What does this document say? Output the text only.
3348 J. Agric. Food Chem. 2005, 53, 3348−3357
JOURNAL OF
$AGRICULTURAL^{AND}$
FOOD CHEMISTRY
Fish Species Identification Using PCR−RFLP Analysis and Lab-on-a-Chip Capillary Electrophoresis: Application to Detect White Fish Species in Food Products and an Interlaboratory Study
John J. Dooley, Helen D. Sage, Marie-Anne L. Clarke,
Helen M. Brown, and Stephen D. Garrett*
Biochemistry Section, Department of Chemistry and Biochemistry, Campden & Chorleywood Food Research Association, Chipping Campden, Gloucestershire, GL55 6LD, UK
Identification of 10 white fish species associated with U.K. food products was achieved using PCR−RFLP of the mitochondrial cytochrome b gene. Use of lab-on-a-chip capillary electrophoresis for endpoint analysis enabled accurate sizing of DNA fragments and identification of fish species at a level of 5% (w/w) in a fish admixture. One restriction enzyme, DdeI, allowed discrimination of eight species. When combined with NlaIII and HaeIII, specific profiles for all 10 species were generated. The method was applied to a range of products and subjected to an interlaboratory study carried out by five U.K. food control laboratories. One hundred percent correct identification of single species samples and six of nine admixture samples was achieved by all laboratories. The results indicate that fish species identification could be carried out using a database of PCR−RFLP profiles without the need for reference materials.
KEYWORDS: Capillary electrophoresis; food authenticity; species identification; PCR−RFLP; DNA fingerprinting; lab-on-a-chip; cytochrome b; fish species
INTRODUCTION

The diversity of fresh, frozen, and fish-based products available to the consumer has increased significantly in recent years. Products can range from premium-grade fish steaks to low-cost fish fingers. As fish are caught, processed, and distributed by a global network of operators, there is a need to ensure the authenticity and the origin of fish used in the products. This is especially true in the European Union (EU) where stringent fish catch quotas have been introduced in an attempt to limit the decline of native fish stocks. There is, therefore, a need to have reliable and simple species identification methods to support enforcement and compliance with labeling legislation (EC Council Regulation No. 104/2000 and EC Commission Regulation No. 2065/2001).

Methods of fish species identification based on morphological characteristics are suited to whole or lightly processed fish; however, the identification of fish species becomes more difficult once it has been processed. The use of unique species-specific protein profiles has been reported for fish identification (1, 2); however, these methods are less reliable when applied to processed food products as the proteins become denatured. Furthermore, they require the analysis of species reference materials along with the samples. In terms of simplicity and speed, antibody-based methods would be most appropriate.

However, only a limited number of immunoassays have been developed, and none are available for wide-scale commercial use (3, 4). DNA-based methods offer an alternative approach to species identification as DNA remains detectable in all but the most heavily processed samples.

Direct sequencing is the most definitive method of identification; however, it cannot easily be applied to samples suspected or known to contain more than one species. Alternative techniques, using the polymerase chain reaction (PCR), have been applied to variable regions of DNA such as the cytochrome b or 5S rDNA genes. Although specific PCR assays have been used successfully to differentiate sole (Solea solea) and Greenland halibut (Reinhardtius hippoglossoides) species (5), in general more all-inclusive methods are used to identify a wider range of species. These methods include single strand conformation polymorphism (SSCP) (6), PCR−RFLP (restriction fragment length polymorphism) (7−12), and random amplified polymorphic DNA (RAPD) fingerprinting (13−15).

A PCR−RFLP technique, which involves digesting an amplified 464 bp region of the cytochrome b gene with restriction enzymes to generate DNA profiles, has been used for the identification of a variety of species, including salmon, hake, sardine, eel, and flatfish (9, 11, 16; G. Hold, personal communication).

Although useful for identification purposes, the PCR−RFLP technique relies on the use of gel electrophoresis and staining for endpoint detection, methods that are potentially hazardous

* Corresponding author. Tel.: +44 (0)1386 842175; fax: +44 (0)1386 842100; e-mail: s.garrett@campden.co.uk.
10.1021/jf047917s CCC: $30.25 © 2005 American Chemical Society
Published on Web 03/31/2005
□ □ □ □ □
### Problem requirements
Please copy out every line shown above, exactly.

### Written response
What does this document say? Output the text only.
3348 J. Agric. Food Chem. 2005, 53, 3348−3357
JOURNAL OF
$AGRICULTURAL^{AND}$
FOOD CHEMISTRY
Fish Species Identification Using PCR−RFLP Analysis and Lab-on-a-Chip Capillary Electrophoresis: Application to Detect White Fish Species in Food Products and an Interlaboratory Study
John J. Dooley, Helen D. Sage, Marie-Anne L. Clarke,
Helen M. Brown, and Stephen D. Garrett*
Biochemistry Section, Department of Chemistry and Biochemistry, Campden & Chorleywood Food Research Association, Chipping Campden, Gloucestershire, GL55 6LD, UK
Identification of 10 white fish species associated with U.K. food products was achieved using PCR−RFLP of the mitochondrial cytochrome b gene. Use of lab-on-a-chip capillary electrophoresis for endpoint analysis enabled accurate sizing of DNA fragments and identification of fish species at a level of 5% (w/w) in a fish admixture. One restriction enzyme, DdeI, allowed discrimination of eight species. When combined with NlaIII and HaeIII, specific profiles for all 10 species were generated. The method was applied to a range of products and subjected to an interlaboratory study carried out by five U.K. food control laboratories. One hundred percent correct identification of single species samples and six of nine admixture samples was achieved by all laboratories. The results indicate that fish species identification could be carried out using a database of PCR−RFLP profiles without the need for reference materials.
KEYWORDS: Capillary electrophoresis; food authenticity; species identification; PCR−RFLP; DNA fingerprinting; lab-on-a-chip; cytochrome b; fish species
INTRODUCTION

The diversity of fresh, frozen, and fish-based products available to the consumer has increased significantly in recent years. Products can range from premium-grade fish steaks to low-cost fish fingers. As fish are caught, processed, and distributed by a global network of operators, there is a need to ensure the authenticity and the origin of fish used in the products. This is especially true in the European Union (EU) where stringent fish catch quotas have been introduced in an attempt to limit the decline of native fish stocks. There is, therefore, a need to have reliable and simple species identification methods to support enforcement and compliance with labeling legislation (EC Council Regulation No. 104/2000 and EC Commission Regulation No. 2065/2001).

Methods of fish species identification based on morphological characteristics are suited to whole or lightly processed fish; however, the identification of fish species becomes more difficult once it has been processed. The use of unique species-specific protein profiles has been reported for fish identification (1, 2); however, these methods are less reliable when applied to processed food products as the proteins become denatured. Furthermore, they require the analysis of species reference materials along with the samples. In terms of simplicity and speed, antibody-based methods would be most appropriate.

However, only a limited number of immunoassays have been developed, and none are available for wide-scale commercial use (3, 4). DNA-based methods offer an alternative approach to species identification as DNA remains detectable in all but the most heavily processed samples.

Direct sequencing is the most definitive method of identification; however, it cannot easily be applied to samples suspected or known to contain more than one species. Alternative techniques, using the polymerase chain reaction (PCR), have been applied to variable regions of DNA such as the cytochrome b or 5S rDNA genes. Although specific PCR assays have been used successfully to differentiate sole (Solea solea) and Greenland halibut (Reinhardtius hippoglossoides) species (5), in general more all-inclusive methods are used to identify a wider range of species. These methods include single strand conformation polymorphism (SSCP) (6), PCR−RFLP (restriction fragment length polymorphism) (7−12), and random amplified polymorphic DNA (RAPD) fingerprinting (13−15).

A PCR−RFLP technique, which involves digesting an amplified 464 bp region of the cytochrome b gene with restriction enzymes to generate DNA profiles, has been used for the identification of a variety of species, including salmon, hake, sardine, eel, and flatfish (9, 11, 16; G. Hold, personal communication).

Although useful for identification purposes, the PCR−RFLP technique relies on the use of gel electrophoresis and staining for endpoint detection, methods that are potentially hazardous

* Corresponding author. Tel.: +44 (0)1386 842175; fax: +44 (0)1386 842100; e-mail: s.garrett@campden.co.uk.
10.1021/jf047917s CCC: $30.25 © 2005 American Chemical Society
Published on Web 03/31/2005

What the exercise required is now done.